**INSTRUCTION:**
Pick out the lines below that include the string "Account".

Dataset entries

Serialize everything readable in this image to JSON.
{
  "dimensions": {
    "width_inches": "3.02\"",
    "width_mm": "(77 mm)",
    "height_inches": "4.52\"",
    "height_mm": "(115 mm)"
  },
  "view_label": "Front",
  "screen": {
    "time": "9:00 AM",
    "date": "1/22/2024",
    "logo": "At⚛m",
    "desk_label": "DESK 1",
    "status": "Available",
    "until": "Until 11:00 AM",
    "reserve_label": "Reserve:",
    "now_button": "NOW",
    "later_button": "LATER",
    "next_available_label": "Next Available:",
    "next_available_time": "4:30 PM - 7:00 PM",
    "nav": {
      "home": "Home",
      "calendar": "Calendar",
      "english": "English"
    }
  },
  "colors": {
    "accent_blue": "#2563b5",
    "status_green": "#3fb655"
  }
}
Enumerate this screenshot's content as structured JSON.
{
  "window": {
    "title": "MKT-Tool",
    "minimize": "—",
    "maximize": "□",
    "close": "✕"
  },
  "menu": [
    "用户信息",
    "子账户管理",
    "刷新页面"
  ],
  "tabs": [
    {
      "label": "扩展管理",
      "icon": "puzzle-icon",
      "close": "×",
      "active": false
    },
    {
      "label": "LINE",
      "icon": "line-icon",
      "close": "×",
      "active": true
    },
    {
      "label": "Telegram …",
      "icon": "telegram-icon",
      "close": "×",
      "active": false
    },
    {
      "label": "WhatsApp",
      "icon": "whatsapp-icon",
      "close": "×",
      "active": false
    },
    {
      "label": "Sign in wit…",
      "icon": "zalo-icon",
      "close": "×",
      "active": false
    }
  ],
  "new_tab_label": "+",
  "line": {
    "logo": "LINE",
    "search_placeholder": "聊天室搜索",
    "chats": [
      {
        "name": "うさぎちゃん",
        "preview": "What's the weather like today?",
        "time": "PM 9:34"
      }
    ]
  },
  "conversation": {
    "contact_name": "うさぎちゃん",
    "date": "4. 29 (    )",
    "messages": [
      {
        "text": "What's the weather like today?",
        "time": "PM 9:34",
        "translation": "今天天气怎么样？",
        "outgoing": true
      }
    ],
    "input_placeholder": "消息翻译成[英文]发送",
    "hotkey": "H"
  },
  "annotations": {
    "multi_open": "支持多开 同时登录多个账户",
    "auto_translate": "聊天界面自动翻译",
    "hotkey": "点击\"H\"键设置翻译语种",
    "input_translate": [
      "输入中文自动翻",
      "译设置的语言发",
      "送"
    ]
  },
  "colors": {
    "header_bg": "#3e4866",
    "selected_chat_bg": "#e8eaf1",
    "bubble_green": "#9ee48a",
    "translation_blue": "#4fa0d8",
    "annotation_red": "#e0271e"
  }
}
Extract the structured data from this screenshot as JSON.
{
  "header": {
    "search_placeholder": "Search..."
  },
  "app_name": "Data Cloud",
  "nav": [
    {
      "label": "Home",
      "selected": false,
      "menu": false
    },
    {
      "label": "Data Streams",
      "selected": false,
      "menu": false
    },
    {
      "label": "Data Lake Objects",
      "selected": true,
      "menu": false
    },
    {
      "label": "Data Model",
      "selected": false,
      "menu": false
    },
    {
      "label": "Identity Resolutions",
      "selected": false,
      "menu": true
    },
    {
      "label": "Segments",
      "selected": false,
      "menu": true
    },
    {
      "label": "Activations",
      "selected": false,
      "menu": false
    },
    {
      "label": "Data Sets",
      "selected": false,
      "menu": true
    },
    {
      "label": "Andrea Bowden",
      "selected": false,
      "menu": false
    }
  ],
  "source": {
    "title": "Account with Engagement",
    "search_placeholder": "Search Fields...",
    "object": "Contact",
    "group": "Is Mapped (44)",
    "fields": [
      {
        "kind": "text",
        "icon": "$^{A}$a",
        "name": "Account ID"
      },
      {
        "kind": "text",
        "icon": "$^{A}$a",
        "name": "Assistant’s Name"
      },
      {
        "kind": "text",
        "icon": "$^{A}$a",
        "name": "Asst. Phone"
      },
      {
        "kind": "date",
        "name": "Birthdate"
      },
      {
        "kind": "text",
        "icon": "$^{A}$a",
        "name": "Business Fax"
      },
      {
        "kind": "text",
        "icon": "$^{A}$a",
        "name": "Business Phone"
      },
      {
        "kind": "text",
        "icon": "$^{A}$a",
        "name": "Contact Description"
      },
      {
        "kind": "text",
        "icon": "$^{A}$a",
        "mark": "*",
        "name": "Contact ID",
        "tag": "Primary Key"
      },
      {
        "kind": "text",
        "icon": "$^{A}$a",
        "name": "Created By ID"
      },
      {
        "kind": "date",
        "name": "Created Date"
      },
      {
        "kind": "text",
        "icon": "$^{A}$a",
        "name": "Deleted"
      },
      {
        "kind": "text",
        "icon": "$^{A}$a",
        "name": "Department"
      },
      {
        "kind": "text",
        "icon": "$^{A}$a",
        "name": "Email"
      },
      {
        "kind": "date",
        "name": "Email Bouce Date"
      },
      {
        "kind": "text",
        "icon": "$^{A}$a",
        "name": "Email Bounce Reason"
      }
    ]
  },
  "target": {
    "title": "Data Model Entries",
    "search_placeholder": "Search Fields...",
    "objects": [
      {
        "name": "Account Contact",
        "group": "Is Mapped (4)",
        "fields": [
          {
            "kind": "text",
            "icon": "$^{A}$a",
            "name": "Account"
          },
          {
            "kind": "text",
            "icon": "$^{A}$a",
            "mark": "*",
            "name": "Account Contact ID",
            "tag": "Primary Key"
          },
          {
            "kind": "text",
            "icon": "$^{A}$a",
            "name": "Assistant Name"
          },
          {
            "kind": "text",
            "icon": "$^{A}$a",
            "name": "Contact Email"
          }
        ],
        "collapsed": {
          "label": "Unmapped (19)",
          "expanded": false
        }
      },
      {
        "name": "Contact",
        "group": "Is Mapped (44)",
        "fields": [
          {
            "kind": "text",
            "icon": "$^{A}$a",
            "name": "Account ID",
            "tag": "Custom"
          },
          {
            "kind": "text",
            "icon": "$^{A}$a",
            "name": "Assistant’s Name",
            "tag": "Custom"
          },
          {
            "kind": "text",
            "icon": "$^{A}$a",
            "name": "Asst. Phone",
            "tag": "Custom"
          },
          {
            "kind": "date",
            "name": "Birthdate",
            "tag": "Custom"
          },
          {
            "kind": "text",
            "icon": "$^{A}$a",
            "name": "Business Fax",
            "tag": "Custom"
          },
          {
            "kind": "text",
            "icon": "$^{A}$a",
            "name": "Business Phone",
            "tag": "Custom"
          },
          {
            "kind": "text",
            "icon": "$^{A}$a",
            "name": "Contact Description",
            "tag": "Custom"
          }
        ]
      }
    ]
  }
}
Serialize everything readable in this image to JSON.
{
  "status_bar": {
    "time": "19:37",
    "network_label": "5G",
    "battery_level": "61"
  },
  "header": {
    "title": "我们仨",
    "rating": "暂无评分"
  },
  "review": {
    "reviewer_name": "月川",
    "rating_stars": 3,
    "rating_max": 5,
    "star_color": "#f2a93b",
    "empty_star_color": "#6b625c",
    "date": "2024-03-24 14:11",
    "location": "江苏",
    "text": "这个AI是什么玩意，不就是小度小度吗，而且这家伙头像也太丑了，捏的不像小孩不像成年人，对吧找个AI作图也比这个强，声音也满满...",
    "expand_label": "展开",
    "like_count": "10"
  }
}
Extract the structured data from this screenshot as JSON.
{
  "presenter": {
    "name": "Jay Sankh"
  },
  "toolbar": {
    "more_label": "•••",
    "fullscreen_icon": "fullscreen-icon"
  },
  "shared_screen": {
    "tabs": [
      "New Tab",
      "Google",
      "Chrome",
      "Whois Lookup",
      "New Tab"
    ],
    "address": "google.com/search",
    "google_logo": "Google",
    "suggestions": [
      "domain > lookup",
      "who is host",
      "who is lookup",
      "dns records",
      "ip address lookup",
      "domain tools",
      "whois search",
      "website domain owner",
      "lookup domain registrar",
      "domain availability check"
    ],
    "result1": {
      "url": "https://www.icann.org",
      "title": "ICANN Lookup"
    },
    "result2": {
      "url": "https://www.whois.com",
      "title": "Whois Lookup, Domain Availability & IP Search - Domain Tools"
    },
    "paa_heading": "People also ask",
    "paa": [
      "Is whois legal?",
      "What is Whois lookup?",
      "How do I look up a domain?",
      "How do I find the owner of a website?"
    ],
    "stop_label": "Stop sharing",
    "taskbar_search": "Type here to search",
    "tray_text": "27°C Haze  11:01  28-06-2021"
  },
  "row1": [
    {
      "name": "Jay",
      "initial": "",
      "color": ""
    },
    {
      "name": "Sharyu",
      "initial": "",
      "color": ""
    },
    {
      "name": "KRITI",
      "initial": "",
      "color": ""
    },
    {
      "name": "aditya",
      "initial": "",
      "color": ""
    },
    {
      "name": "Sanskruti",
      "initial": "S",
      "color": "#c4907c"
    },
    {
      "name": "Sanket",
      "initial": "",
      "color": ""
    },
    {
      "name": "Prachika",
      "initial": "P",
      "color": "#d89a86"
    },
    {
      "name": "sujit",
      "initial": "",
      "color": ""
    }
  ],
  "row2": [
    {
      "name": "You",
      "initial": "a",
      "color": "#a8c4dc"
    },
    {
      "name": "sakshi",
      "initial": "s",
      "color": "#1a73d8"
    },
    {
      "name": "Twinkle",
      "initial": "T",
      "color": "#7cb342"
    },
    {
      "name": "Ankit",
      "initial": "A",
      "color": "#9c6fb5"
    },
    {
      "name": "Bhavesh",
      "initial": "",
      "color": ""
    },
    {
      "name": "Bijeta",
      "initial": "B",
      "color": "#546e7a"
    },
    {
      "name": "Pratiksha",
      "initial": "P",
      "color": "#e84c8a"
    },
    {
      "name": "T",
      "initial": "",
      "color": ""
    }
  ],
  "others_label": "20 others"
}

**TASK OUTPUT:**
    "title": "Account with Engagement",
        "name": "Account ID"
        "name": "Account Contact",
            "name": "Account"
            "name": "Account Contact ID",
            "name": "Account ID",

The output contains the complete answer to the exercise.